Exclude all pictures, then copy each of the records exactly as written.

__EXTRACTED INFORMATION__:
++++++++

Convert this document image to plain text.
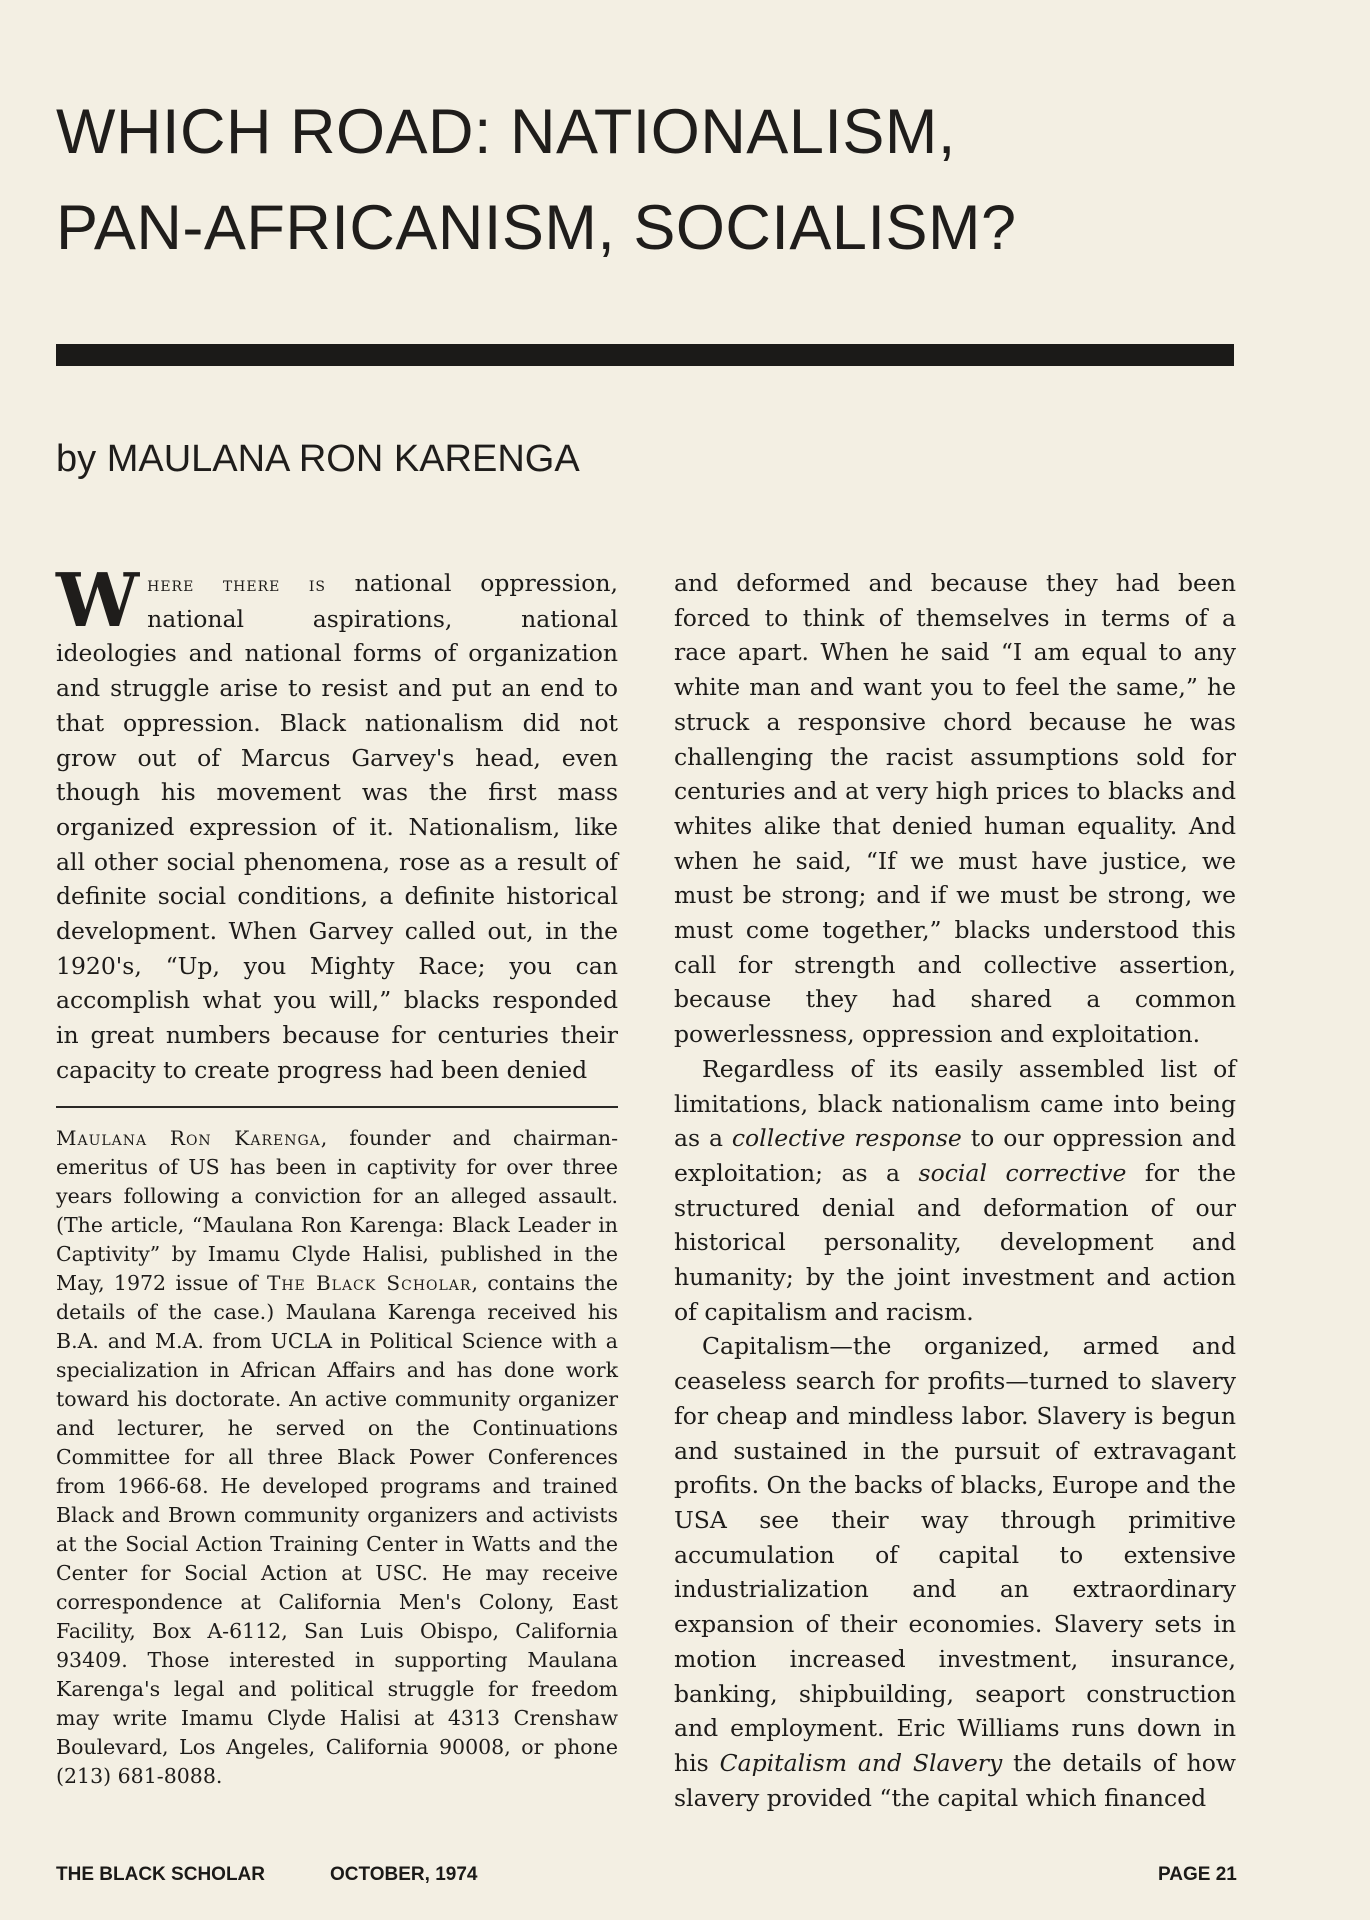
WHICH ROAD: NATIONALISM,
PAN-AFRICANISM, SOCIALISM?
by MAULANA RON KARENGA

Where there is national oppression, national aspirations, national ideologies and national forms of organization and struggle arise to resist and put an end to that oppression. Black nationalism did not grow out of Marcus Garvey's head, even though his movement was the first mass organized expression of it. Nationalism, like all other social phenomena, rose as a result of definite social conditions, a definite historical development. When Garvey called out, in the 1920's, “Up, you Mighty Race; you can accomplish what you will,” blacks responded in great numbers because for centuries their capacity to create progress had been denied

Maulana Ron Karenga, founder and chairman-emeritus of US has been in captivity for over three years following a conviction for an alleged assault. (The article, “Maulana Ron Karenga: Black Leader in Captivity” by Imamu Clyde Halisi, published in the May, 1972 issue of The Black Scholar, contains the details of the case.) Maulana Karenga received his B.A. and M.A. from UCLA in Political Science with a specialization in African Affairs and has done work toward his doctorate. An active community organizer and lecturer, he served on the Continuations Committee for all three Black Power Conferences from 1966-68. He developed programs and trained Black and Brown community organizers and activists at the Social Action Training Center in Watts and the Center for Social Action at USC. He may receive correspondence at California Men's Colony, East Facility, Box A-6112, San Luis Obispo, California 93409. Those interested in supporting Maulana Karenga's legal and political struggle for freedom may write Imamu Clyde Halisi at 4313 Crenshaw Boulevard, Los Angeles, California 90008, or phone (213) 681-8088.

and deformed and because they had been forced to think of themselves in terms of a race apart. When he said “I am equal to any white man and want you to feel the same,” he struck a responsive chord because he was challenging the racist assumptions sold for centuries and at very high prices to blacks and whites alike that denied human equality. And when he said, “If we must have justice, we must be strong; and if we must be strong, we must come together,” blacks understood this call for strength and collective assertion, because they had shared a common powerlessness, oppression and exploitation.

Regardless of its easily assembled list of limitations, black nationalism came into being as a collective response to our oppression and exploitation; as a social corrective for the structured denial and deformation of our historical personality, development and humanity; by the joint investment and action of capitalism and racism.

Capitalism—the organized, armed and ceaseless search for profits—turned to slavery for cheap and mindless labor. Slavery is begun and sustained in the pursuit of extravagant profits. On the backs of blacks, Europe and the USA see their way through primitive accumulation of capital to extensive industrialization and an extraordinary expansion of their economies. Slavery sets in motion increased investment, insurance, banking, shipbuilding, seaport construction and employment. Eric Williams runs down in his Capitalism and Slavery the details of how slavery provided “the capital which financed

THE BLACK SCHOLAR	OCTOBER, 1974	PAGE 21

++++++++

__RESULT FOR THIS EXERCISE__:
Convert this document image to plain text.
WHICH ROAD: NATIONALISM,
PAN-AFRICANISM, SOCIALISM?
by MAULANA RON KARENGA

Where there is national oppression, national aspirations, national ideologies and national forms of organization and struggle arise to resist and put an end to that oppression. Black nationalism did not grow out of Marcus Garvey's head, even though his movement was the first mass organized expression of it. Nationalism, like all other social phenomena, rose as a result of definite social conditions, a definite historical development. When Garvey called out, in the 1920's, “Up, you Mighty Race; you can accomplish what you will,” blacks responded in great numbers because for centuries their capacity to create progress had been denied

Maulana Ron Karenga, founder and chairman-emeritus of US has been in captivity for over three years following a conviction for an alleged assault. (The article, “Maulana Ron Karenga: Black Leader in Captivity” by Imamu Clyde Halisi, published in the May, 1972 issue of The Black Scholar, contains the details of the case.) Maulana Karenga received his B.A. and M.A. from UCLA in Political Science with a specialization in African Affairs and has done work toward his doctorate. An active community organizer and lecturer, he served on the Continuations Committee for all three Black Power Conferences from 1966-68. He developed programs and trained Black and Brown community organizers and activists at the Social Action Training Center in Watts and the Center for Social Action at USC. He may receive correspondence at California Men's Colony, East Facility, Box A-6112, San Luis Obispo, California 93409. Those interested in supporting Maulana Karenga's legal and political struggle for freedom may write Imamu Clyde Halisi at 4313 Crenshaw Boulevard, Los Angeles, California 90008, or phone (213) 681-8088.

and deformed and because they had been forced to think of themselves in terms of a race apart. When he said “I am equal to any white man and want you to feel the same,” he struck a responsive chord because he was challenging the racist assumptions sold for centuries and at very high prices to blacks and whites alike that denied human equality. And when he said, “If we must have justice, we must be strong; and if we must be strong, we must come together,” blacks understood this call for strength and collective assertion, because they had shared a common powerlessness, oppression and exploitation.

Regardless of its easily assembled list of limitations, black nationalism came into being as a collective response to our oppression and exploitation; as a social corrective for the structured denial and deformation of our historical personality, development and humanity; by the joint investment and action of capitalism and racism.

Capitalism—the organized, armed and ceaseless search for profits—turned to slavery for cheap and mindless labor. Slavery is begun and sustained in the pursuit of extravagant profits. On the backs of blacks, Europe and the USA see their way through primitive accumulation of capital to extensive industrialization and an extraordinary expansion of their economies. Slavery sets in motion increased investment, insurance, banking, shipbuilding, seaport construction and employment. Eric Williams runs down in his Capitalism and Slavery the details of how slavery provided “the capital which financed

THE BLACK SCHOLAR	OCTOBER, 1974	PAGE 21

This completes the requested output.